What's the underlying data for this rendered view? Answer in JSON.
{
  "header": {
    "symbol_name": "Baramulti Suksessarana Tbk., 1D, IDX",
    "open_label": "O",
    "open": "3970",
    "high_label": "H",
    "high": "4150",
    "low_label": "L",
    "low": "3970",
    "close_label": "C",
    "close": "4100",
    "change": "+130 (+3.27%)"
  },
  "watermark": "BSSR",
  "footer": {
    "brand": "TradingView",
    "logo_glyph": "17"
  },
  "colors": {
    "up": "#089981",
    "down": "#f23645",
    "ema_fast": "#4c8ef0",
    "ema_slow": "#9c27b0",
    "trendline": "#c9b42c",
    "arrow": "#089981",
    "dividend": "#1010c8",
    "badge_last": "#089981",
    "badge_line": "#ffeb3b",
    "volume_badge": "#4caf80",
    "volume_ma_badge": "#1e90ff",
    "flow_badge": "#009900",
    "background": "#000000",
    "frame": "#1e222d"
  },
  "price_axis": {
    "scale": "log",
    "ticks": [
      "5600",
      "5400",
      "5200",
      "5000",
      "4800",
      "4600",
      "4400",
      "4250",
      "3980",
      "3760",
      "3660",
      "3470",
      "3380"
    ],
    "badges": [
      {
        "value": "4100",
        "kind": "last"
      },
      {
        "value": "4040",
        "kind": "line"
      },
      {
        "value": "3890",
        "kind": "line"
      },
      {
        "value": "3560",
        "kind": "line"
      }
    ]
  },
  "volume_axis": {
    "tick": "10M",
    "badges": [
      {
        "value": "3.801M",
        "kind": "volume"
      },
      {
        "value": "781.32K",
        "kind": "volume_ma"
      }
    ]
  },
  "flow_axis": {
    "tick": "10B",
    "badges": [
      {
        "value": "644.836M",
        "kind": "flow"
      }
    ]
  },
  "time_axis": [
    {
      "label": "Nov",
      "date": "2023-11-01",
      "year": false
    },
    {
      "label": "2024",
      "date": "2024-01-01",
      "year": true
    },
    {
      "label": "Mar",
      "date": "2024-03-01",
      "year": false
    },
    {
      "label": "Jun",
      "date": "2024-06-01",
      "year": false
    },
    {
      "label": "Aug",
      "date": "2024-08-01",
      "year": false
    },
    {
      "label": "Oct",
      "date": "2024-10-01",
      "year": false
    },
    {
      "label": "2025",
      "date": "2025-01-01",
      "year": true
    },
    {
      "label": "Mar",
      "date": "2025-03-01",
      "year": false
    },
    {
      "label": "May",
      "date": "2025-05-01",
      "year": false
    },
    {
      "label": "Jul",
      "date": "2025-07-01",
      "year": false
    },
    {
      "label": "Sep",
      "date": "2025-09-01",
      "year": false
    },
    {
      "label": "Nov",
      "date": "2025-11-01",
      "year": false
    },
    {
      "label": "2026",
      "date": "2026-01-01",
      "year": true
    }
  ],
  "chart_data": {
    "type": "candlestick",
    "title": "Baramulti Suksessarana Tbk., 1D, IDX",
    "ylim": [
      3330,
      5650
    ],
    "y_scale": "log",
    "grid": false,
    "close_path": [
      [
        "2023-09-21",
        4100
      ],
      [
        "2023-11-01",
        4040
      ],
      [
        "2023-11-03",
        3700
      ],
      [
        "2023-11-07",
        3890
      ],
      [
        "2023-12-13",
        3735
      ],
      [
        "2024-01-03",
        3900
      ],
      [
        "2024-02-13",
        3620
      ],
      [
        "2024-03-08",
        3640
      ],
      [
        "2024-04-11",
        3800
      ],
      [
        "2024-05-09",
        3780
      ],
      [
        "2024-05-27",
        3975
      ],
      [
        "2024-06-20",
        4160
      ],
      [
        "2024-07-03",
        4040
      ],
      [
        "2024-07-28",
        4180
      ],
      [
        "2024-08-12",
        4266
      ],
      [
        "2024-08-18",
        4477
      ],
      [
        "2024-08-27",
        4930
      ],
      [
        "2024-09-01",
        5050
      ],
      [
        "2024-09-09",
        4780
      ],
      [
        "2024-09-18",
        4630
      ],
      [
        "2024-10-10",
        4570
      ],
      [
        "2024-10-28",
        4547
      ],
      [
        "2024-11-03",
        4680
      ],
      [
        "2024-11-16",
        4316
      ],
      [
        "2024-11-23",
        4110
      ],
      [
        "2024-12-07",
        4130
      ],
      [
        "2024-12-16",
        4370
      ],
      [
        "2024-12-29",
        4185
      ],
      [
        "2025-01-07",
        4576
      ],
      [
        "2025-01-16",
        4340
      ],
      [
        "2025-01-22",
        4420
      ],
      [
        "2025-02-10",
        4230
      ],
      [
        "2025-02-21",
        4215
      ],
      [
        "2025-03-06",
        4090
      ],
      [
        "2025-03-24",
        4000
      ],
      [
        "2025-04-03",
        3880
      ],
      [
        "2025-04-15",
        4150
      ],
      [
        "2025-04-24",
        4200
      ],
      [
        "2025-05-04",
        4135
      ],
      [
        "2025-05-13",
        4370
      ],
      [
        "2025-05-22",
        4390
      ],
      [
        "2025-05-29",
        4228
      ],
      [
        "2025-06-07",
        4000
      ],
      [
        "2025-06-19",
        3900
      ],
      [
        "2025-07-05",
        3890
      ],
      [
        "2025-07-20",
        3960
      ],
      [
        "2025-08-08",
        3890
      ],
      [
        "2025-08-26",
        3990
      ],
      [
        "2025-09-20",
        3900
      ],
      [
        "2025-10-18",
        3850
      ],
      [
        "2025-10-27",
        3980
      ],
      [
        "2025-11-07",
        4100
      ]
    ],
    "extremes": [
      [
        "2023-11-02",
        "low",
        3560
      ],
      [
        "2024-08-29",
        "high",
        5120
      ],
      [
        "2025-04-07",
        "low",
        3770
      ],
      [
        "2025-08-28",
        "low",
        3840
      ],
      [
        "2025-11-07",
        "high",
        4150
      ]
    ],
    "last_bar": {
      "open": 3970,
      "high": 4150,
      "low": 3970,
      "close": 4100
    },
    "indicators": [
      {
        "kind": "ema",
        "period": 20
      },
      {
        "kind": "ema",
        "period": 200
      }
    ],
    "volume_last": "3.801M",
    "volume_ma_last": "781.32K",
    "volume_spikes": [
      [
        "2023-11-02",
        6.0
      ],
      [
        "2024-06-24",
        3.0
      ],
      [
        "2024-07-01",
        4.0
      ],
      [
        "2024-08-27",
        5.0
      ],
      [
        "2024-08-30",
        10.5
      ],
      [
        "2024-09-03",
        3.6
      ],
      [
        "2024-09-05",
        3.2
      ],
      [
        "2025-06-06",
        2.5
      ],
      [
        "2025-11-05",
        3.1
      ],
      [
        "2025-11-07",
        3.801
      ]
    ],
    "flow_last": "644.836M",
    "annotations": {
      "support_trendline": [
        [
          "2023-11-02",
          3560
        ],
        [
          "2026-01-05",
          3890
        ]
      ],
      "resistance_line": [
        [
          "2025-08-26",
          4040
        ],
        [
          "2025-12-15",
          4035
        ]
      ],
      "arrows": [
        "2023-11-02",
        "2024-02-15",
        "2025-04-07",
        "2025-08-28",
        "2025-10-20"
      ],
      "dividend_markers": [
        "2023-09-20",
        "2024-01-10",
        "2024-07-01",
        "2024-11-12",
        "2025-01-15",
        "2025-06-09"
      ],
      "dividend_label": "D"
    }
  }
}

——————

Type out the material again exactly as presented.

What's the underlying data for this rendered view? Answer in JSON.
{
  "header": {
    "symbol_name": "Baramulti Suksessarana Tbk., 1D, IDX",
    "open_label": "O",
    "open": "3970",
    "high_label": "H",
    "high": "4150",
    "low_label": "L",
    "low": "3970",
    "close_label": "C",
    "close": "4100",
    "change": "+130 (+3.27%)"
  },
  "watermark": "BSSR",
  "footer": {
    "brand": "TradingView",
    "logo_glyph": "17"
  },
  "colors": {
    "up": "#089981",
    "down": "#f23645",
    "ema_fast": "#4c8ef0",
    "ema_slow": "#9c27b0",
    "trendline": "#c9b42c",
    "arrow": "#089981",
    "dividend": "#1010c8",
    "badge_last": "#089981",
    "badge_line": "#ffeb3b",
    "volume_badge": "#4caf80",
    "volume_ma_badge": "#1e90ff",
    "flow_badge": "#009900",
    "background": "#000000",
    "frame": "#1e222d"
  },
  "price_axis": {
    "scale": "log",
    "ticks": [
      "5600",
      "5400",
      "5200",
      "5000",
      "4800",
      "4600",
      "4400",
      "4250",
      "3980",
      "3760",
      "3660",
      "3470",
      "3380"
    ],
    "badges": [
      {
        "value": "4100",
        "kind": "last"
      },
      {
        "value": "4040",
        "kind": "line"
      },
      {
        "value": "3890",
        "kind": "line"
      },
      {
        "value": "3560",
        "kind": "line"
      }
    ]
  },
  "volume_axis": {
    "tick": "10M",
    "badges": [
      {
        "value": "3.801M",
        "kind": "volume"
      },
      {
        "value": "781.32K",
        "kind": "volume_ma"
      }
    ]
  },
  "flow_axis": {
    "tick": "10B",
    "badges": [
      {
        "value": "644.836M",
        "kind": "flow"
      }
    ]
  },
  "time_axis": [
    {
      "label": "Nov",
      "date": "2023-11-01",
      "year": false
    },
    {
      "label": "2024",
      "date": "2024-01-01",
      "year": true
    },
    {
      "label": "Mar",
      "date": "2024-03-01",
      "year": false
    },
    {
      "label": "Jun",
      "date": "2024-06-01",
      "year": false
    },
    {
      "label": "Aug",
      "date": "2024-08-01",
      "year": false
    },
    {
      "label": "Oct",
      "date": "2024-10-01",
      "year": false
    },
    {
      "label": "2025",
      "date": "2025-01-01",
      "year": true
    },
    {
      "label": "Mar",
      "date": "2025-03-01",
      "year": false
    },
    {
      "label": "May",
      "date": "2025-05-01",
      "year": false
    },
    {
      "label": "Jul",
      "date": "2025-07-01",
      "year": false
    },
    {
      "label": "Sep",
      "date": "2025-09-01",
      "year": false
    },
    {
      "label": "Nov",
      "date": "2025-11-01",
      "year": false
    },
    {
      "label": "2026",
      "date": "2026-01-01",
      "year": true
    }
  ],
  "chart_data": {
    "type": "candlestick",
    "title": "Baramulti Suksessarana Tbk., 1D, IDX",
    "ylim": [
      3330,
      5650
    ],
    "y_scale": "log",
    "grid": false,
    "close_path": [
      [
        "2023-09-21",
        4100
      ],
      [
        "2023-11-01",
        4040
      ],
      [
        "2023-11-03",
        3700
      ],
      [
        "2023-11-07",
        3890
      ],
      [
        "2023-12-13",
        3735
      ],
      [
        "2024-01-03",
        3900
      ],
      [
        "2024-02-13",
        3620
      ],
      [
        "2024-03-08",
        3640
      ],
      [
        "2024-04-11",
        3800
      ],
      [
        "2024-05-09",
        3780
      ],
      [
        "2024-05-27",
        3975
      ],
      [
        "2024-06-20",
        4160
      ],
      [
        "2024-07-03",
        4040
      ],
      [
        "2024-07-28",
        4180
      ],
      [
        "2024-08-12",
        4266
      ],
      [
        "2024-08-18",
        4477
      ],
      [
        "2024-08-27",
        4930
      ],
      [
        "2024-09-01",
        5050
      ],
      [
        "2024-09-09",
        4780
      ],
      [
        "2024-09-18",
        4630
      ],
      [
        "2024-10-10",
        4570
      ],
      [
        "2024-10-28",
        4547
      ],
      [
        "2024-11-03",
        4680
      ],
      [
        "2024-11-16",
        4316
      ],
      [
        "2024-11-23",
        4110
      ],
      [
        "2024-12-07",
        4130
      ],
      [
        "2024-12-16",
        4370
      ],
      [
        "2024-12-29",
        4185
      ],
      [
        "2025-01-07",
        4576
      ],
      [
        "2025-01-16",
        4340
      ],
      [
        "2025-01-22",
        4420
      ],
      [
        "2025-02-10",
        4230
      ],
      [
        "2025-02-21",
        4215
      ],
      [
        "2025-03-06",
        4090
      ],
      [
        "2025-03-24",
        4000
      ],
      [
        "2025-04-03",
        3880
      ],
      [
        "2025-04-15",
        4150
      ],
      [
        "2025-04-24",
        4200
      ],
      [
        "2025-05-04",
        4135
      ],
      [
        "2025-05-13",
        4370
      ],
      [
        "2025-05-22",
        4390
      ],
      [
        "2025-05-29",
        4228
      ],
      [
        "2025-06-07",
        4000
      ],
      [
        "2025-06-19",
        3900
      ],
      [
        "2025-07-05",
        3890
      ],
      [
        "2025-07-20",
        3960
      ],
      [
        "2025-08-08",
        3890
      ],
      [
        "2025-08-26",
        3990
      ],
      [
        "2025-09-20",
        3900
      ],
      [
        "2025-10-18",
        3850
      ],
      [
        "2025-10-27",
        3980
      ],
      [
        "2025-11-07",
        4100
      ]
    ],
    "extremes": [
      [
        "2023-11-02",
        "low",
        3560
      ],
      [
        "2024-08-29",
        "high",
        5120
      ],
      [
        "2025-04-07",
        "low",
        3770
      ],
      [
        "2025-08-28",
        "low",
        3840
      ],
      [
        "2025-11-07",
        "high",
        4150
      ]
    ],
    "last_bar": {
      "open": 3970,
      "high": 4150,
      "low": 3970,
      "close": 4100
    },
    "indicators": [
      {
        "kind": "ema",
        "period": 20
      },
      {
        "kind": "ema",
        "period": 200
      }
    ],
    "volume_last": "3.801M",
    "volume_ma_last": "781.32K",
    "volume_spikes": [
      [
        "2023-11-02",
        6.0
      ],
      [
        "2024-06-24",
        3.0
      ],
      [
        "2024-07-01",
        4.0
      ],
      [
        "2024-08-27",
        5.0
      ],
      [
        "2024-08-30",
        10.5
      ],
      [
        "2024-09-03",
        3.6
      ],
      [
        "2024-09-05",
        3.2
      ],
      [
        "2025-06-06",
        2.5
      ],
      [
        "2025-11-05",
        3.1
      ],
      [
        "2025-11-07",
        3.801
      ]
    ],
    "flow_last": "644.836M",
    "annotations": {
      "support_trendline": [
        [
          "2023-11-02",
          3560
        ],
        [
          "2026-01-05",
          3890
        ]
      ],
      "resistance_line": [
        [
          "2025-08-26",
          4040
        ],
        [
          "2025-12-15",
          4035
        ]
      ],
      "arrows": [
        "2023-11-02",
        "2024-02-15",
        "2025-04-07",
        "2025-08-28",
        "2025-10-20"
      ],
      "dividend_markers": [
        "2023-09-20",
        "2024-01-10",
        "2024-07-01",
        "2024-11-12",
        "2025-01-15",
        "2025-06-09"
      ],
      "dividend_label": "D"
    }
  }
}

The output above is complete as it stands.